§ Data records:

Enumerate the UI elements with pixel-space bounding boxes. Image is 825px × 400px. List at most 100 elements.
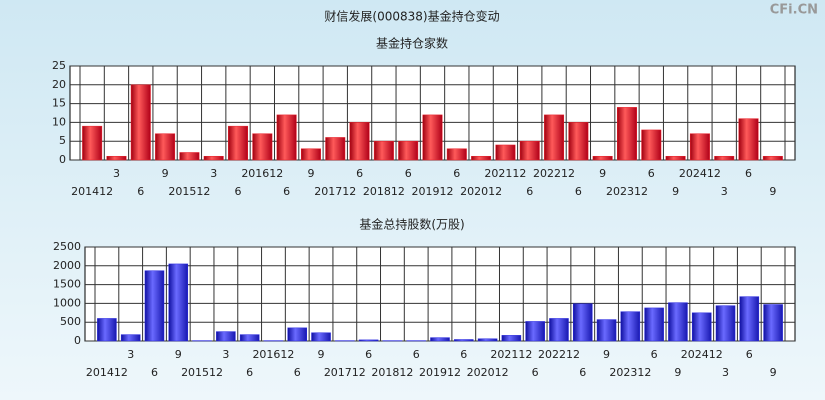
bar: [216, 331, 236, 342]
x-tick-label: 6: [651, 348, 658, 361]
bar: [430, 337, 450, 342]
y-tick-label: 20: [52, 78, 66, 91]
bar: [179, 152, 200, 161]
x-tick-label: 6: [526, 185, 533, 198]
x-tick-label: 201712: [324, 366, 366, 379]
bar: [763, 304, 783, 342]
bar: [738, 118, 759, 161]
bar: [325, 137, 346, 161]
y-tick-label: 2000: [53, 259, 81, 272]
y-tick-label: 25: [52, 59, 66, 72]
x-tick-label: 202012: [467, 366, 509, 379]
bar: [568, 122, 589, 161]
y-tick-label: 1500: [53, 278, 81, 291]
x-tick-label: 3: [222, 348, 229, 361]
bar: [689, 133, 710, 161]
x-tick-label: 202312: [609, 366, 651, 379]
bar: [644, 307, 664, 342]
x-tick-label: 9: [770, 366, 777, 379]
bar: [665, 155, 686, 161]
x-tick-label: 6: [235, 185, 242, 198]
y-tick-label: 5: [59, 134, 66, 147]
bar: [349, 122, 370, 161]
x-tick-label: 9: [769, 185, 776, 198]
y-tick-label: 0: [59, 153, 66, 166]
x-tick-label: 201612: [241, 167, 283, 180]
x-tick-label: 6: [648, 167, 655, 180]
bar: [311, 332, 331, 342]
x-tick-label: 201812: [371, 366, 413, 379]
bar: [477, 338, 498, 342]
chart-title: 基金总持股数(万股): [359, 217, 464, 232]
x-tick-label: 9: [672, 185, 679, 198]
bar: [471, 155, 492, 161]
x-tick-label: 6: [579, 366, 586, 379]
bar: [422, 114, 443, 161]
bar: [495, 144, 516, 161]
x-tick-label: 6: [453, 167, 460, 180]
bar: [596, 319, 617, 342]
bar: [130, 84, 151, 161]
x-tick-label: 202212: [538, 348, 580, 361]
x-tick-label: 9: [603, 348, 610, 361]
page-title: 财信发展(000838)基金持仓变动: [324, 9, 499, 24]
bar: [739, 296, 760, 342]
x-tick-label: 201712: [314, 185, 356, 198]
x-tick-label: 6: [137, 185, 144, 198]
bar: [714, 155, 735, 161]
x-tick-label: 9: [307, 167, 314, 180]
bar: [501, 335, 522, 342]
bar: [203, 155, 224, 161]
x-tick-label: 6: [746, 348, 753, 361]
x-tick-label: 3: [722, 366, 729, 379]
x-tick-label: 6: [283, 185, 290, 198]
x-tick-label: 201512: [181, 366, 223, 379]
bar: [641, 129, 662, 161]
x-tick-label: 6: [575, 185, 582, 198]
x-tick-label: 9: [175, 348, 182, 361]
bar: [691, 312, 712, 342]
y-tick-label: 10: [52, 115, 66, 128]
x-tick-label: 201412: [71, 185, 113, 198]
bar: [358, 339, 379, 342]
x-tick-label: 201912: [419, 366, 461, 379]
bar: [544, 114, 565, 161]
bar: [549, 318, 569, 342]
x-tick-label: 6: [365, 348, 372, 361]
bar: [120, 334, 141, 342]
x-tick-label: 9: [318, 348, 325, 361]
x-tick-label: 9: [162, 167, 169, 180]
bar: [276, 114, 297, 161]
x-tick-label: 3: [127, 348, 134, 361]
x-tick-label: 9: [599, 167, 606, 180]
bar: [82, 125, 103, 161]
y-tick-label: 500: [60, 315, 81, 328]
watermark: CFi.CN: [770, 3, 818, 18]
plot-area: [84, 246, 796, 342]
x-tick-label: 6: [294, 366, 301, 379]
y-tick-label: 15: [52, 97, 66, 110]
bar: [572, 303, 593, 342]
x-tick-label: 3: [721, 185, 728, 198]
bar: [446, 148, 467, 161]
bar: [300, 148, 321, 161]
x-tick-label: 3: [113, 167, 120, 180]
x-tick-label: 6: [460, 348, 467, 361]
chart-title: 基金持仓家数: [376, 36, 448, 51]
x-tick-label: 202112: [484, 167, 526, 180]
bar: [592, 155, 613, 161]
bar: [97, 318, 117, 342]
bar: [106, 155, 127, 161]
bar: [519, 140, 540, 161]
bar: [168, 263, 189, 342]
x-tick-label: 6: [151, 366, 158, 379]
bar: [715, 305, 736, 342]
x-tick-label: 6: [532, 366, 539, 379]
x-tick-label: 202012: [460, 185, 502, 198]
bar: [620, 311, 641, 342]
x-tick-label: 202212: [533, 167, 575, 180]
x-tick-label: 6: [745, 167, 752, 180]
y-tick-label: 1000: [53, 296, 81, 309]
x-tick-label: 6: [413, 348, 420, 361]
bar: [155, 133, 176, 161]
...
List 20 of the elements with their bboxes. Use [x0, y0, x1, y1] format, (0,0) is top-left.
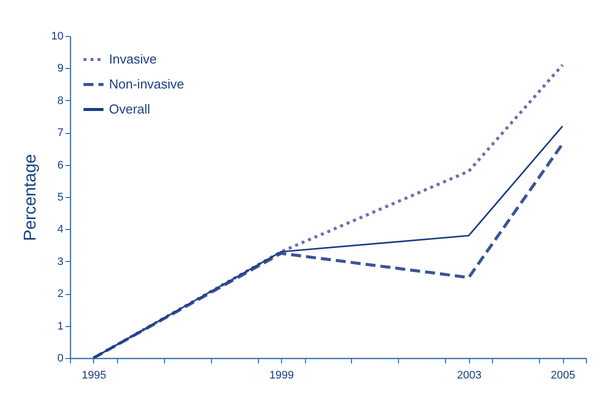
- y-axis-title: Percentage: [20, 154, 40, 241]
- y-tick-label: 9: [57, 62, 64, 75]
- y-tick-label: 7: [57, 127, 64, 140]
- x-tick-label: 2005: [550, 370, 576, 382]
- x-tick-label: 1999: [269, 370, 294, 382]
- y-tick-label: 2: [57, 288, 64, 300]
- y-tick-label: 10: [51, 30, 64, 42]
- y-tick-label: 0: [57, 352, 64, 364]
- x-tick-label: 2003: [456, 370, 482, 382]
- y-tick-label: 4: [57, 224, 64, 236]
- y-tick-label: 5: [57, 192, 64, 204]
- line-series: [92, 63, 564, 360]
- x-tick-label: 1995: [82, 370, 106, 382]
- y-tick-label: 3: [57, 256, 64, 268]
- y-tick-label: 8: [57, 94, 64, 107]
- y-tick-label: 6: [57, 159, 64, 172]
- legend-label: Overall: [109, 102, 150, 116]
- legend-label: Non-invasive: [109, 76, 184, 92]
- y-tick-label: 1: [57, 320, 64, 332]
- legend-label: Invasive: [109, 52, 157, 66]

§ Exercise goal:
Can you format the data from the line containing "bar: [216, 331, 236, 342]" through the line containing "bar: [665, 155, 686, 161]", both included, as a JSON list of strings with one string per line and no blank lines?

§ Exercise answer:
[
  "bar: [216, 331, 236, 342]",
  "x-tick-label: 6: [651, 348, 658, 361]",
  "bar: [430, 337, 450, 342]",
  "y-tick-label: 20: [52, 78, 66, 91]",
  "bar: [179, 152, 200, 161]",
  "x-tick-label: 6: [526, 185, 533, 198]",
  "x-tick-label: 201712: [324, 366, 366, 379]",
  "bar: [763, 304, 783, 342]",
  "bar: [738, 118, 759, 161]",
  "bar: [325, 137, 346, 161]",
  "y-tick-label: 2000: [53, 259, 81, 272]",
  "y-tick-label: 25: [52, 59, 66, 72]",
  "x-tick-label: 202012: [467, 366, 509, 379]",
  "bar: [568, 122, 589, 161]",
  "y-tick-label: 1500: [53, 278, 81, 291]",
  "x-tick-label: 3: [222, 348, 229, 361]",
  "bar: [689, 133, 710, 161]",
  "x-tick-label: 202312: [609, 366, 651, 379]",
  "bar: [644, 307, 664, 342]",
  "x-tick-label: 9: [770, 366, 777, 379]",
  "bar: [665, 155, 686, 161]"
]